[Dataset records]

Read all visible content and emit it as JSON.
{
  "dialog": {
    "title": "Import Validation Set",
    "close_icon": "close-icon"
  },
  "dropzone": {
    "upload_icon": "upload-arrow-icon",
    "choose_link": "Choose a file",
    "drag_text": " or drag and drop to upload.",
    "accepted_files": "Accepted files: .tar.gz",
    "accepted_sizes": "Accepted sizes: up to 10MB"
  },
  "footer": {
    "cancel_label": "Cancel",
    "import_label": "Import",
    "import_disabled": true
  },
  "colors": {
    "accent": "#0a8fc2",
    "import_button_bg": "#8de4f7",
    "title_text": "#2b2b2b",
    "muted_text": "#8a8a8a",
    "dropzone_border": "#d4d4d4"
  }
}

* Task instructions: Working from the entries above, return all lines that contain "Accepted".

* Response to the exercise:
    "accepted_files": "Accepted files: .tar.gz",
    "accepted_sizes": "Accepted sizes: up to 10MB"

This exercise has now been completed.